Directions: Where a line contains the word "nearby", copy that line in full.

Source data
______________________________

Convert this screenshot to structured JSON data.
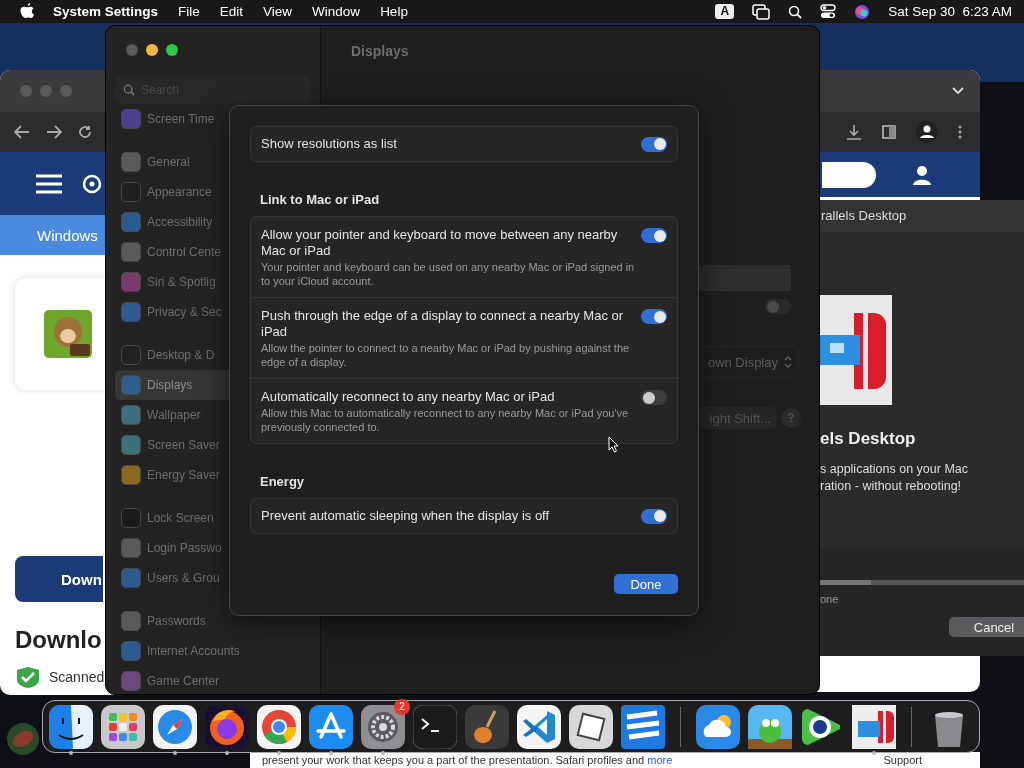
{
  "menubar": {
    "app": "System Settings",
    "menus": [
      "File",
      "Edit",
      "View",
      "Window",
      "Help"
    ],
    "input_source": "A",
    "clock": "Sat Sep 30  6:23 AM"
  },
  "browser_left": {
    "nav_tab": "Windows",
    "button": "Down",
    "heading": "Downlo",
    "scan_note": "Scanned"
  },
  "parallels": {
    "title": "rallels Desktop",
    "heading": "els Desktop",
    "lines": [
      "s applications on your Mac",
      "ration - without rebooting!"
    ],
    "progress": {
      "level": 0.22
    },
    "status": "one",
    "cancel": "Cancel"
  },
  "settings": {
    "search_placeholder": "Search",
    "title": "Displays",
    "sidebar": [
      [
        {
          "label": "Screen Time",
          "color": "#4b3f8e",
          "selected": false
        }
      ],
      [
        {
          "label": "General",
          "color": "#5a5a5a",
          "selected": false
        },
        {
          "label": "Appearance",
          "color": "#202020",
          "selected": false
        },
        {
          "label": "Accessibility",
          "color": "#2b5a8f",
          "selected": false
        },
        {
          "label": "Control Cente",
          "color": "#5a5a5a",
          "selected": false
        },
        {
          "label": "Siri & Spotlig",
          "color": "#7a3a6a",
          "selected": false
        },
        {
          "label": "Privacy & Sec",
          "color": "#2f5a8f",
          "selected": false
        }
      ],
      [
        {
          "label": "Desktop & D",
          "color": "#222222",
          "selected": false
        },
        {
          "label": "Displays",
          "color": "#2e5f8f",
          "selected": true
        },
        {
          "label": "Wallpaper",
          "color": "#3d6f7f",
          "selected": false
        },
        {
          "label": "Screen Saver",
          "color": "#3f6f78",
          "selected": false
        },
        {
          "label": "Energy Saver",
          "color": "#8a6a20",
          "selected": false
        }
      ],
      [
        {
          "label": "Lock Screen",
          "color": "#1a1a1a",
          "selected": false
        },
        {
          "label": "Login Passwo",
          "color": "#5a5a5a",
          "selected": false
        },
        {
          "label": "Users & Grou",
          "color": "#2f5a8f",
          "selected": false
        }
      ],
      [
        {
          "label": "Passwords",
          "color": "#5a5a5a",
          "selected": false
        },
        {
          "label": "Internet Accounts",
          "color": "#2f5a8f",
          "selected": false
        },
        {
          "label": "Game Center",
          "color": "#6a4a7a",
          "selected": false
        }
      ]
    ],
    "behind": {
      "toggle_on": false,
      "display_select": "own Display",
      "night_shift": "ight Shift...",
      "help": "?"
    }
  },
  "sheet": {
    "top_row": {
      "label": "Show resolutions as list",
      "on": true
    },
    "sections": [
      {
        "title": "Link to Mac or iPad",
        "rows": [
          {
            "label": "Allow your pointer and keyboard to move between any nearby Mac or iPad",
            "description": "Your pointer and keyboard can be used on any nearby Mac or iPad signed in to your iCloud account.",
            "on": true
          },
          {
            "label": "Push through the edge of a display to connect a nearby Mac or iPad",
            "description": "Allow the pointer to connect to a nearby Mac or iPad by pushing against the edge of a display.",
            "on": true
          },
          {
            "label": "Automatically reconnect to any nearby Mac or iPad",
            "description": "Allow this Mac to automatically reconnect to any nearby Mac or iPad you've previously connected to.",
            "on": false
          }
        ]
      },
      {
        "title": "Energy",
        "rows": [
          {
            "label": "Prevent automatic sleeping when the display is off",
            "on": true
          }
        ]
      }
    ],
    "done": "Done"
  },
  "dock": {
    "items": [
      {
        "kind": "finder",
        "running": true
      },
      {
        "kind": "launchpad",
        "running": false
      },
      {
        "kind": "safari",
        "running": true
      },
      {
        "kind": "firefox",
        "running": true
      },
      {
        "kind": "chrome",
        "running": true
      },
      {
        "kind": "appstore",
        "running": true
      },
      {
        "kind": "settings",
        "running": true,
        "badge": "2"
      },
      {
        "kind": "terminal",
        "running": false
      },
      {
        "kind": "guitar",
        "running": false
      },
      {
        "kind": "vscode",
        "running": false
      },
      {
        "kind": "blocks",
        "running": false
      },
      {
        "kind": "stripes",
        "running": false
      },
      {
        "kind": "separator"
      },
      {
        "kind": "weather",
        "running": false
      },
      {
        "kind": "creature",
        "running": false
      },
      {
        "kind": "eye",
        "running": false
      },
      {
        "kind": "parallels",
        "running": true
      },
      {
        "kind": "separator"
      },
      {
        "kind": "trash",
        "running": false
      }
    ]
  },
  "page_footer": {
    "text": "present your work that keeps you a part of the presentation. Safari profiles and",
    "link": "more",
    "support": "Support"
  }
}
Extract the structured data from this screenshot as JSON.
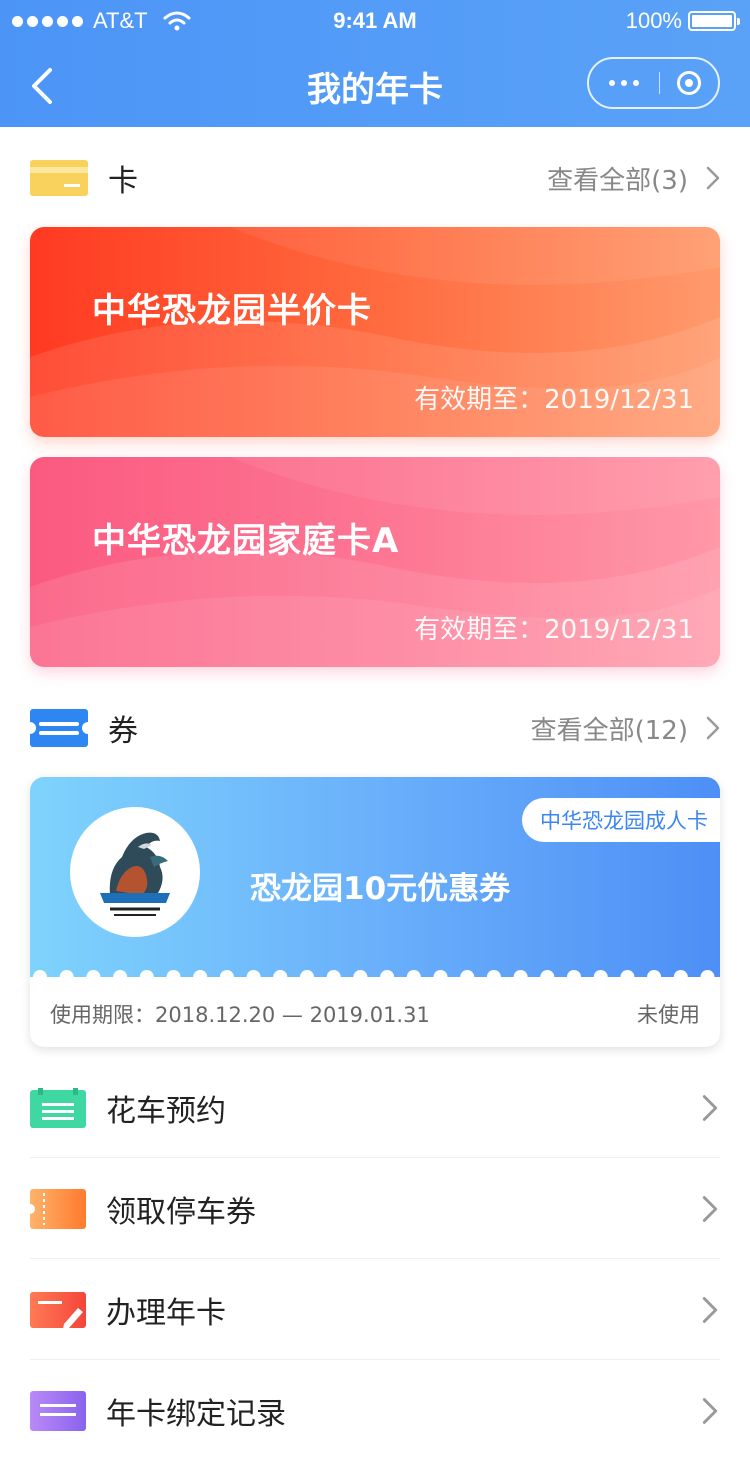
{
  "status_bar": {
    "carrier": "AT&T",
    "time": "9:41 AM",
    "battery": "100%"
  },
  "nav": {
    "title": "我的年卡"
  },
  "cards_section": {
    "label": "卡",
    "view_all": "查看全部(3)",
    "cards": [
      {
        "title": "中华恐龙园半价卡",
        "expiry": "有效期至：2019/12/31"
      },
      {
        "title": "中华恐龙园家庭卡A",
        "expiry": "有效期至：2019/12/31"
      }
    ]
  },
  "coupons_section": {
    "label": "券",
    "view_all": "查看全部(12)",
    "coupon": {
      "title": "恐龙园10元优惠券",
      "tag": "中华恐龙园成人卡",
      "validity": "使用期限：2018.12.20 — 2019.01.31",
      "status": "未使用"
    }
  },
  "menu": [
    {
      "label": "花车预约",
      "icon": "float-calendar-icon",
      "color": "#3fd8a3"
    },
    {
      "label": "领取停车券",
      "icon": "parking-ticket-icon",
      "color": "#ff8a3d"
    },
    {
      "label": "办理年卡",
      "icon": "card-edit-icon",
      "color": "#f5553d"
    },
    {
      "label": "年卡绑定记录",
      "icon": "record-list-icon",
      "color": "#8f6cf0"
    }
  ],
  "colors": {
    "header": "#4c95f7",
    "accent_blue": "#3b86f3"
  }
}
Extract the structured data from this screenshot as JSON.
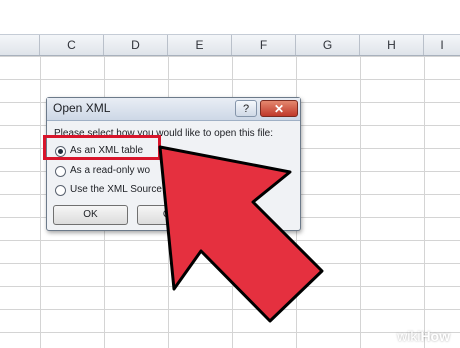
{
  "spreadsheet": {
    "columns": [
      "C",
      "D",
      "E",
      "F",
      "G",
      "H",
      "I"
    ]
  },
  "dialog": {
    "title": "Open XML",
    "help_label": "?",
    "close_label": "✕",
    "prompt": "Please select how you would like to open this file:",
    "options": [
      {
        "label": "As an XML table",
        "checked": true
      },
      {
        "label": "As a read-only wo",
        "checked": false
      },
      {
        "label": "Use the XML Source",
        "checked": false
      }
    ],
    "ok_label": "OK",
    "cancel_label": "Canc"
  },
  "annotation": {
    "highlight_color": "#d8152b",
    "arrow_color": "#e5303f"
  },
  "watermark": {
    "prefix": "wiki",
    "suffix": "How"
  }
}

______________________________

Finished task:
            "label": "Allow your pointer and keyboard to move between any nearby Mac or iPad",
            "description": "Your pointer and keyboard can be used on any nearby Mac or iPad signed in to your iCloud account.",
            "label": "Push through the edge of a display to connect a nearby Mac or iPad",
            "description": "Allow the pointer to connect to a nearby Mac or iPad by pushing against the edge of a display.",
            "label": "Automatically reconnect to any nearby Mac or iPad",
            "description": "Allow this Mac to automatically reconnect to any nearby Mac or iPad you've previously connected to.",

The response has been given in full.